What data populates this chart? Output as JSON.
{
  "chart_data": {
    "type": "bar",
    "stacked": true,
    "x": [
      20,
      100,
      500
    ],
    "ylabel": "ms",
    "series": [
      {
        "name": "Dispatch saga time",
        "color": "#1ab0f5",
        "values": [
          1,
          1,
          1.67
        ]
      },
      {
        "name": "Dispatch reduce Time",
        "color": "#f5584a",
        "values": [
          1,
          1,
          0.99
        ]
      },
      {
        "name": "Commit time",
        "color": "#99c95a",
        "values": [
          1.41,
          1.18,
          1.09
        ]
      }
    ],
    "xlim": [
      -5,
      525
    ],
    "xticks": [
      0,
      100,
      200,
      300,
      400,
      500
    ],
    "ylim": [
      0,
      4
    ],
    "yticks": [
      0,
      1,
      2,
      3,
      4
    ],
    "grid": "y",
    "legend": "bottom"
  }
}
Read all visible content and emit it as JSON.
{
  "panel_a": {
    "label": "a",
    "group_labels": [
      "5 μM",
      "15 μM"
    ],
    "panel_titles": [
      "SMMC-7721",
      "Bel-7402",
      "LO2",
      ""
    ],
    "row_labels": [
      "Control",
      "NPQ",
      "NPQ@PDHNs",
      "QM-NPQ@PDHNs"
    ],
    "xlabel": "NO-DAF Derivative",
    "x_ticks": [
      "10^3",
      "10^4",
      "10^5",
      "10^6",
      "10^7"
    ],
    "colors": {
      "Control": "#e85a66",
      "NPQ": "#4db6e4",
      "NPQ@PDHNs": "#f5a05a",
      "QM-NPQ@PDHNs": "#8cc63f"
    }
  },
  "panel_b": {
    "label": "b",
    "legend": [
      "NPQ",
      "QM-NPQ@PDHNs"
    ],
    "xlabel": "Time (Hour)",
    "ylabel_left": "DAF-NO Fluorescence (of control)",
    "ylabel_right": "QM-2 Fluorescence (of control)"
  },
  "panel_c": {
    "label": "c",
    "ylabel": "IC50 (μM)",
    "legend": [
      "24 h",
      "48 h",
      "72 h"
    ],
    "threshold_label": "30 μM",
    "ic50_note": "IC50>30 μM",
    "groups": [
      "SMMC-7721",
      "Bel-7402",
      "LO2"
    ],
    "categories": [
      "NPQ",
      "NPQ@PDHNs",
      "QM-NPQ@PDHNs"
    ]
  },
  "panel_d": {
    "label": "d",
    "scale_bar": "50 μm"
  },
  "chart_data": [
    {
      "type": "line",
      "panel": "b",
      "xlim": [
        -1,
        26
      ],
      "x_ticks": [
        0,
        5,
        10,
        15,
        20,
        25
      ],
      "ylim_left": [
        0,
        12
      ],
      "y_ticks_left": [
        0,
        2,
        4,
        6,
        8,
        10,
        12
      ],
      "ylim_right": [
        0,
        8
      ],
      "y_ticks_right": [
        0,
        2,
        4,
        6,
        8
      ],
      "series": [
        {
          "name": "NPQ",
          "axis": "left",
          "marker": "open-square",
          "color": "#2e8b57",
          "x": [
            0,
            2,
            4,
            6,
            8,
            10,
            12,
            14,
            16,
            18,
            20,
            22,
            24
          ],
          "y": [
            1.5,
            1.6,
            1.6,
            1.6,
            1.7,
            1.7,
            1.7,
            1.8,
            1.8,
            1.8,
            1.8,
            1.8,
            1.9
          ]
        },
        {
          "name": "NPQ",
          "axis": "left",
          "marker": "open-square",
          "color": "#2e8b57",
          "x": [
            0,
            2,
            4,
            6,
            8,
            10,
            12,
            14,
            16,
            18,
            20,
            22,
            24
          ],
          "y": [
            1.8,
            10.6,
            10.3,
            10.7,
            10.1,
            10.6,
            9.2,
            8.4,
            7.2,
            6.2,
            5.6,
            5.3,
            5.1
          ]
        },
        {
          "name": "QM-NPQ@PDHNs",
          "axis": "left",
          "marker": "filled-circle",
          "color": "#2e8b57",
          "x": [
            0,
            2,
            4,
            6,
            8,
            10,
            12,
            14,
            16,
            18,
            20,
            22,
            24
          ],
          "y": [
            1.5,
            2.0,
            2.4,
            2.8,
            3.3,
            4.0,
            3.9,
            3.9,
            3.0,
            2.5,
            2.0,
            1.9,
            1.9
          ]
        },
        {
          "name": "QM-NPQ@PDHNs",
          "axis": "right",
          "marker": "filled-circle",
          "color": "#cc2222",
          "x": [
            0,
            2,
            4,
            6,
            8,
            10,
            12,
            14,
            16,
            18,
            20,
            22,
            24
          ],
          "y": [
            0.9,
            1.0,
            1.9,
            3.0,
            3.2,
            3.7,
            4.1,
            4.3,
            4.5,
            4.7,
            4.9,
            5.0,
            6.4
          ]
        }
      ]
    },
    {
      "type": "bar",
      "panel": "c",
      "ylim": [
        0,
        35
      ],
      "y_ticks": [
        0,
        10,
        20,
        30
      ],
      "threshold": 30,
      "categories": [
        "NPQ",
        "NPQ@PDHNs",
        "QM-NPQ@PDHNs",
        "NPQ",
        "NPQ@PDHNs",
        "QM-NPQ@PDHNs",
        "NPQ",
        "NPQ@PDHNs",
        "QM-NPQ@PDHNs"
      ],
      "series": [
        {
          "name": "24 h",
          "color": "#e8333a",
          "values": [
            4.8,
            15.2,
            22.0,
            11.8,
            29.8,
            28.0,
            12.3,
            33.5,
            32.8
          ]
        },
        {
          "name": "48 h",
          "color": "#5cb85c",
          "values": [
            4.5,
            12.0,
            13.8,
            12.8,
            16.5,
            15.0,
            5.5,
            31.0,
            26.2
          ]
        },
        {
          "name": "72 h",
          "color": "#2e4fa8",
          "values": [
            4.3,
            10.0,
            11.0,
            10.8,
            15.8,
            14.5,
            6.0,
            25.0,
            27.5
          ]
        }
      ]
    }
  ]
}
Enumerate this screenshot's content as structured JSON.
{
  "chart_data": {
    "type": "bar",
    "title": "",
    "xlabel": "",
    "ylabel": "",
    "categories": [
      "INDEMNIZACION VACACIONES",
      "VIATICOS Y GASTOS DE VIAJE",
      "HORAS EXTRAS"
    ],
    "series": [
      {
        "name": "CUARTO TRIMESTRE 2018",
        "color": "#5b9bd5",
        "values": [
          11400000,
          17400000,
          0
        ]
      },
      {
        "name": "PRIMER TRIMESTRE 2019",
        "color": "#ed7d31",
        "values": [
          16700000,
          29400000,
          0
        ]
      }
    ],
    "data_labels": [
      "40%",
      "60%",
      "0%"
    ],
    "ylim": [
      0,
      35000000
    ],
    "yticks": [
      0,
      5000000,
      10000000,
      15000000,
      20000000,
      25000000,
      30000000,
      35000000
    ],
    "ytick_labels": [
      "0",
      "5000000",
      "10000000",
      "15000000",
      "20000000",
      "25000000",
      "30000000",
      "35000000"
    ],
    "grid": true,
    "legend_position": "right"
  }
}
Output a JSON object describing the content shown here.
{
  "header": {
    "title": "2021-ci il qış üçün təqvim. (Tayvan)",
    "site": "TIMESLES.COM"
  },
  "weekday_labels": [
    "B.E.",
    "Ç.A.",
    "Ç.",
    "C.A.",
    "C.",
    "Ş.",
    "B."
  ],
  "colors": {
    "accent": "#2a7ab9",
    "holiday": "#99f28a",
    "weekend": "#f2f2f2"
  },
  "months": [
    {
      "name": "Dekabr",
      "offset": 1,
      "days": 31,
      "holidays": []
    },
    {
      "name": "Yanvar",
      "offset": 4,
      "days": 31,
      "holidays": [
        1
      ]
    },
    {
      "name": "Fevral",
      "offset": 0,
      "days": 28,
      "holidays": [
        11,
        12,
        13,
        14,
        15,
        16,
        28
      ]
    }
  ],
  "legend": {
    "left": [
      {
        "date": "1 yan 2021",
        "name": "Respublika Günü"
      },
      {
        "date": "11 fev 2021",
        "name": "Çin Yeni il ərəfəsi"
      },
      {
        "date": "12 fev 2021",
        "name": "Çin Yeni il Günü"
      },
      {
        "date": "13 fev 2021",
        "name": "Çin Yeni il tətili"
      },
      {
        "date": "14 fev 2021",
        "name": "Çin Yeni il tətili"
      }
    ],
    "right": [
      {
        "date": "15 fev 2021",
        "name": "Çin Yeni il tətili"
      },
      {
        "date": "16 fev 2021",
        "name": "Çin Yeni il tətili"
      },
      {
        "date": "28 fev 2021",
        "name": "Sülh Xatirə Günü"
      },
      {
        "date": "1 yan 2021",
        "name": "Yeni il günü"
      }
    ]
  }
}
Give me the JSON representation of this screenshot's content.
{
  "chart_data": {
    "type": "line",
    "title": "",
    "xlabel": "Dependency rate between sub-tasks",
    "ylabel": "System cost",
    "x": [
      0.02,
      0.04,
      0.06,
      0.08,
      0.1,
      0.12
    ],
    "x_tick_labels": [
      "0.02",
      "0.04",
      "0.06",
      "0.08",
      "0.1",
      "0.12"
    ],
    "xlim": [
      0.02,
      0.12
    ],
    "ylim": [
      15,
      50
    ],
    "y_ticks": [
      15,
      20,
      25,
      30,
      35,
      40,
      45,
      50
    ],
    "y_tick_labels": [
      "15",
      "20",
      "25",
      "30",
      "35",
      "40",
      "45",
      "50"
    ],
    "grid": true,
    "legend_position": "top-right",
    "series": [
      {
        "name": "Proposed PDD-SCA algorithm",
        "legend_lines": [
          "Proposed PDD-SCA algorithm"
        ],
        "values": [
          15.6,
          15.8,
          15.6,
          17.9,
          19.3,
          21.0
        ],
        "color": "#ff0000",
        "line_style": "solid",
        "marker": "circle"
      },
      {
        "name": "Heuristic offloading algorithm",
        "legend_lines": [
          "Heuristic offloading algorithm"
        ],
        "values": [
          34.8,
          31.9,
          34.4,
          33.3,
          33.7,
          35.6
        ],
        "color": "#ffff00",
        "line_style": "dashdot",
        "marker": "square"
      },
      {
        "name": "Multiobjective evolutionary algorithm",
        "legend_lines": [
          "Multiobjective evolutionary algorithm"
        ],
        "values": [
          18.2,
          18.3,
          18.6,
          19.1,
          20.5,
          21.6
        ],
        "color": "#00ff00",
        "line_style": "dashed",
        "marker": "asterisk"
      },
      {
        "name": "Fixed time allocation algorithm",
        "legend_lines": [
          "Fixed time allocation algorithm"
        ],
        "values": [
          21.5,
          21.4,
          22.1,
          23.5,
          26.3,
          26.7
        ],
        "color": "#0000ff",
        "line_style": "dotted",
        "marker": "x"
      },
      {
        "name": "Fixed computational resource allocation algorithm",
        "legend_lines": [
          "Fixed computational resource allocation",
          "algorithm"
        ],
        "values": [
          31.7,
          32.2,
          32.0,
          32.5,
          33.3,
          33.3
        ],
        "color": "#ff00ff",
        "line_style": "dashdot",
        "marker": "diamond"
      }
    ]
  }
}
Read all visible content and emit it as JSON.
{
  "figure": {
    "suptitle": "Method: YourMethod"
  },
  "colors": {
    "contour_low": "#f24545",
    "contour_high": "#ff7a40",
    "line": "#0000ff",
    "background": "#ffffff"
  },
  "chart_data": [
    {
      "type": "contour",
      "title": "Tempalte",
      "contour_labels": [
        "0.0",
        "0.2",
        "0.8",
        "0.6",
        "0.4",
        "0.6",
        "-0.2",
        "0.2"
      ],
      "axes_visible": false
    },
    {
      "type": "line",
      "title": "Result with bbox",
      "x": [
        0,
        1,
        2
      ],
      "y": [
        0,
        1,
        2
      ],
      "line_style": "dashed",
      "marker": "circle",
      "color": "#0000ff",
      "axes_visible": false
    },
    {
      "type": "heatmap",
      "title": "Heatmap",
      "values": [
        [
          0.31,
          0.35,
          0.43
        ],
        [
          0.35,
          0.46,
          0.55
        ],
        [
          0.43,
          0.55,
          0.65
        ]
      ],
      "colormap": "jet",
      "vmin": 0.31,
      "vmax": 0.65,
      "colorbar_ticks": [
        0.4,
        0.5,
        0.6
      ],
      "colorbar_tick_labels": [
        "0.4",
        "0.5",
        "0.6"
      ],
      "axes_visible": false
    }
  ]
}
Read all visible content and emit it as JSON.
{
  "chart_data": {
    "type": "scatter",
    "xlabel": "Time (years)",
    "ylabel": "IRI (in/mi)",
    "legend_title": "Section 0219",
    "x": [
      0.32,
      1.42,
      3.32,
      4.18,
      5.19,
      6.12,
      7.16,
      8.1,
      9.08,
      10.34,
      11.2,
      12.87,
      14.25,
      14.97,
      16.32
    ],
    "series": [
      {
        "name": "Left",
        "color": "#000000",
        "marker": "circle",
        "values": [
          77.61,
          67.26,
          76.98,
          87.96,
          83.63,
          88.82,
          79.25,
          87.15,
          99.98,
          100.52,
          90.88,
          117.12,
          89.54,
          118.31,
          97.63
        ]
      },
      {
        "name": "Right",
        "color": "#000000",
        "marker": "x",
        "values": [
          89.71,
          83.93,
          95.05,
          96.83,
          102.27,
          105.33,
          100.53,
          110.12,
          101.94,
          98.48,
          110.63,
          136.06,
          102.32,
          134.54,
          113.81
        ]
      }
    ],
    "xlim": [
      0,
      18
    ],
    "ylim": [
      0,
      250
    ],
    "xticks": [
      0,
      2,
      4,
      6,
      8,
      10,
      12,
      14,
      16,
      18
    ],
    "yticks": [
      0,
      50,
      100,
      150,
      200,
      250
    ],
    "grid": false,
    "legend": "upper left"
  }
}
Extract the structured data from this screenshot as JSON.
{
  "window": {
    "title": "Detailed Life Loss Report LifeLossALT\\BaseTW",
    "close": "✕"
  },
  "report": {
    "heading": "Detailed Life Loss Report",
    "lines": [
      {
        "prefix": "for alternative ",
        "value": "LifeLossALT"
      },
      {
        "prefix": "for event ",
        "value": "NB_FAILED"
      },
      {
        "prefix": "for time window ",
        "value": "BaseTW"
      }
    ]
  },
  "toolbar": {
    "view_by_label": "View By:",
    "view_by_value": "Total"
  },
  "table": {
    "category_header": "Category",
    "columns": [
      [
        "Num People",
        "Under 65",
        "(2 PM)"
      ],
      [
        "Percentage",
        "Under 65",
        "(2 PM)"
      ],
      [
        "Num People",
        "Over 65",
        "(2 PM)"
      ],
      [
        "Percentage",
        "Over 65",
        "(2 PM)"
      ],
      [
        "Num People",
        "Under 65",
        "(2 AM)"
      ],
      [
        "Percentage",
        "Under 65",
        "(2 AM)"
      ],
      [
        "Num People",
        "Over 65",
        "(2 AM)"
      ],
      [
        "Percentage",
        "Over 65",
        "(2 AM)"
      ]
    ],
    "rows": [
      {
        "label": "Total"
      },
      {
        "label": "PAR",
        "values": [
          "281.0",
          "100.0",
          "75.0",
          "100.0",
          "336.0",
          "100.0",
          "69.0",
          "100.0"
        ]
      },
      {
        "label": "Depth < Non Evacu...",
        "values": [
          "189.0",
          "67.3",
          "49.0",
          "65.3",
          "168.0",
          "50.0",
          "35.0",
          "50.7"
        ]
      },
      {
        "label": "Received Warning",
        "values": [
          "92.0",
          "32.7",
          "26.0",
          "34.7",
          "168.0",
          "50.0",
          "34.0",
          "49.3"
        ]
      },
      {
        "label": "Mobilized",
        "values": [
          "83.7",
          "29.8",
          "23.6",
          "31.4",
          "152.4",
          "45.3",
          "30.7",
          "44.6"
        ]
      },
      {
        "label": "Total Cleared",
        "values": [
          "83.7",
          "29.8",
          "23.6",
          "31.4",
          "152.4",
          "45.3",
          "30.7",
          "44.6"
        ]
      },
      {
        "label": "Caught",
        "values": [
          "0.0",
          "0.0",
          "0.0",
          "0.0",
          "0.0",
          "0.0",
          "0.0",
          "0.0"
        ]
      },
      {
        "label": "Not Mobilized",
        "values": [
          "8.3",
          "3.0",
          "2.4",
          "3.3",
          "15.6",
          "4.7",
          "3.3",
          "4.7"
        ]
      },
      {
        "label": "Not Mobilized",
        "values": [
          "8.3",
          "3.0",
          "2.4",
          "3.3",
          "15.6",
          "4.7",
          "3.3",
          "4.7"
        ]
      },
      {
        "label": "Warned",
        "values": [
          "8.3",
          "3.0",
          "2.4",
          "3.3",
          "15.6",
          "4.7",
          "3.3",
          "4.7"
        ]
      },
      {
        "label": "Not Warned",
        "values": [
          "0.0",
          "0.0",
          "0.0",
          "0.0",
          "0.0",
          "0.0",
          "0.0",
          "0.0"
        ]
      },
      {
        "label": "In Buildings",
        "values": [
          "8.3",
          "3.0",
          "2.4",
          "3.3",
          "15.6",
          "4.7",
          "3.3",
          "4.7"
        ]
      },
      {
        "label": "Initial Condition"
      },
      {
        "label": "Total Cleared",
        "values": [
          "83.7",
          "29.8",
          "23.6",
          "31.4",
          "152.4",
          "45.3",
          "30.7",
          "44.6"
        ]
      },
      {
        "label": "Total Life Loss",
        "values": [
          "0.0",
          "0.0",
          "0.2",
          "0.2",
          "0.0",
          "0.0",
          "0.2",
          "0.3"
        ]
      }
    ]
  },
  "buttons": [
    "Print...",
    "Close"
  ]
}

◆ **Given exercise**
Track down the lines that include the word "dashed" and copy them.

◆ **Exercise solution**
        "line_style": "dashed",
      "line_style": "dashed",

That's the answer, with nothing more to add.